(DOCUMENT EXTRACT):

★ ★ ★ ★

Let no one ignorant of geometry come under my roof.

(Plato)

Who is afraid of abstract art? For hundreds of years, painters worked diligently and often successfully to perfect their skills in reproducing reality: perspective, light and shadows, the tone of flesh, and the folds of a robe. The High Renaissance brought us paintings that appeared so lifelike that viewers could imagine stepping into a landscape or holding the hand of a mythological character. However, at the start of the 20th century, artists began seeking a new way to represent reality. The time was ripe to abandon mimesis, the imitation of life, and instead depict visual reality through its separate elements: lines, shapes, and colours. The ability to abstract, which means to separate or withdraw a part from the whole, distinguishes humans from other animals. It enables us to think in abstract ideas and use language, which are uniquely human skills, as stated by John Locke in his work "An Essay Concerning Human Understanding" in 1689.

★ ★ ★ ★

(OBJECTIVES):
**a)** For each statement about the passage on abstract art, answer yes or no, and quote the words of the passage that decide it. (i) At the start of the 20th century, artists began looking for a new way to represent reality. (ii) The ability to abstract is something humans share with other animals. (iii) Paintings of the High Renaissance looked lifelike enough that viewers could imagine stepping into a landscape.
**b)** Translate this sentence from the passage on abstract art into French: "The time was ripe to abandon mimesis, the imitation of life, and instead depict visual reality through its separate elements: lines, shapes, and colours."

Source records

★ ★ ★ ★

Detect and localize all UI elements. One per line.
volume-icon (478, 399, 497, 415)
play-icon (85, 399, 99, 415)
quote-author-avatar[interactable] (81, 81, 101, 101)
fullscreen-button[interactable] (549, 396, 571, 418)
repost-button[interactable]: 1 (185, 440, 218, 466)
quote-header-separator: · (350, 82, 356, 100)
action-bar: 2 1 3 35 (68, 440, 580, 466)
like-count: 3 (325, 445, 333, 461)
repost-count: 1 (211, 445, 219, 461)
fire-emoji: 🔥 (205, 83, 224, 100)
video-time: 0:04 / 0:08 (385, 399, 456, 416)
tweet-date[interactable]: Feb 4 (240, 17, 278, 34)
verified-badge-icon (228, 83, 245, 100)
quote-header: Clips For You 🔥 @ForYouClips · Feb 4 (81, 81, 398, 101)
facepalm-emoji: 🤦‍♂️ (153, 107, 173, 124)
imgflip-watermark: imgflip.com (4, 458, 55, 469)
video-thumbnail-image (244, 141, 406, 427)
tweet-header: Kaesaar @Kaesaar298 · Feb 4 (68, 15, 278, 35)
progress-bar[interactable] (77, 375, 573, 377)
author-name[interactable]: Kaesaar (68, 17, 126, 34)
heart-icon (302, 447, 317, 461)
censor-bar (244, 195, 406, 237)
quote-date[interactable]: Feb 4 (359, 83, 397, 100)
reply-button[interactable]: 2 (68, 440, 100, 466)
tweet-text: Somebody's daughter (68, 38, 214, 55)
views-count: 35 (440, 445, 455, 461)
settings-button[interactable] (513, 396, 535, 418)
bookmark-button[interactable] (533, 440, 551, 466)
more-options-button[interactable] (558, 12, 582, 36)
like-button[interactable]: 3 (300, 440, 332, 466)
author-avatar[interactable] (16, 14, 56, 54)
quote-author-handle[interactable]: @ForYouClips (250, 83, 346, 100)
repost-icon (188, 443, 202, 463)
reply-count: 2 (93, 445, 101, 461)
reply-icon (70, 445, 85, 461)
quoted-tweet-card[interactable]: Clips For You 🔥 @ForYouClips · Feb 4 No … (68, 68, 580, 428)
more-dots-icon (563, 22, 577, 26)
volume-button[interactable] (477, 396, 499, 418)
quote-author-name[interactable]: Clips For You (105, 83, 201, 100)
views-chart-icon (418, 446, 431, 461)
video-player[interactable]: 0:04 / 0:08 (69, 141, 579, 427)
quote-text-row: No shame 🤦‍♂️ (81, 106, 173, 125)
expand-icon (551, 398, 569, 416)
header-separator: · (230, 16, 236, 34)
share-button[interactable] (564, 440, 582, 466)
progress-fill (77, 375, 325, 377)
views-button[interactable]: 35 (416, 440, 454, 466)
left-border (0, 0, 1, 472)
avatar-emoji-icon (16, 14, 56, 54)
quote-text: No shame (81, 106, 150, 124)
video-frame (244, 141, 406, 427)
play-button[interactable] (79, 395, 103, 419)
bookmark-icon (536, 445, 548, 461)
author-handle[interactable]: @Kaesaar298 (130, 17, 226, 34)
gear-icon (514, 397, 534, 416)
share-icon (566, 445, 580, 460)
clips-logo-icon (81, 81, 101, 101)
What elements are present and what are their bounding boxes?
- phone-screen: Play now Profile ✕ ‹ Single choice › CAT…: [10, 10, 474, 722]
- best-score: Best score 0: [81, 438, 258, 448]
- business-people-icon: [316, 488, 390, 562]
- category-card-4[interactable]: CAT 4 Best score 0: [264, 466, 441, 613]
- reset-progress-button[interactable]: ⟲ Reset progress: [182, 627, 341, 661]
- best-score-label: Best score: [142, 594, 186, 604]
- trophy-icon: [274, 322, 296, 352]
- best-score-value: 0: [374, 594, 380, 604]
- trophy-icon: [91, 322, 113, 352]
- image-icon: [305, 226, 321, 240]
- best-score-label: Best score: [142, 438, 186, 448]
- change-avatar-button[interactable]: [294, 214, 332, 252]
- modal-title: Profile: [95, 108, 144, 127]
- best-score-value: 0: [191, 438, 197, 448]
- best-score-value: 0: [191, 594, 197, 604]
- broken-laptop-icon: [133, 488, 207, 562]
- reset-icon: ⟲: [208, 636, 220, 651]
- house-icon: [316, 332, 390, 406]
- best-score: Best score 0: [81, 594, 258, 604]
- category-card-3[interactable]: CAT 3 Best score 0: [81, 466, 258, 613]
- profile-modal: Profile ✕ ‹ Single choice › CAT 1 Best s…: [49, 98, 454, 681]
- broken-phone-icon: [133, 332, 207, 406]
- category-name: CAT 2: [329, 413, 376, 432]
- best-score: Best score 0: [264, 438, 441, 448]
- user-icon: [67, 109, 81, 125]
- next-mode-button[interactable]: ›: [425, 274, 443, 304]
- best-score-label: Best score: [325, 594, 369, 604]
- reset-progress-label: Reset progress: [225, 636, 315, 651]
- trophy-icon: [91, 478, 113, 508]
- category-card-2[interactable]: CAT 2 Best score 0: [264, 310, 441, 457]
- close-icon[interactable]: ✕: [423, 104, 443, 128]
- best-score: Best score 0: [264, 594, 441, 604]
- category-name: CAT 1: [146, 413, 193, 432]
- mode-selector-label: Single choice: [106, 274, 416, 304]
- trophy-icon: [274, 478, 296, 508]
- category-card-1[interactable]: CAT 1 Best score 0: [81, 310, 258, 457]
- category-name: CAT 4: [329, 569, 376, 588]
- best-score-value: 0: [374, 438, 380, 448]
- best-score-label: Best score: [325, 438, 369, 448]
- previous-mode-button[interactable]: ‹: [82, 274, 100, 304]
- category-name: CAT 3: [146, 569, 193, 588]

★ ★ ★ ★

(RESULTS IN ORDER):
**a)**
(i) Yes: "at the start of the 20th century, artists began seeking a new way to represent reality."
(ii) No: "The ability to abstract, which means to separate or withdraw a part from the whole, distinguishes humans from other animals."
(iii) Yes: "The High Renaissance brought us paintings that appeared so lifelike that viewers could imagine stepping into a landscape"

**b)** Le moment était venu d'abandonner la mimèsis, l'imitation de la vie, et de représenter plutôt la réalité visuelle à travers ses éléments distincts : les lignes, les formes et les couleurs.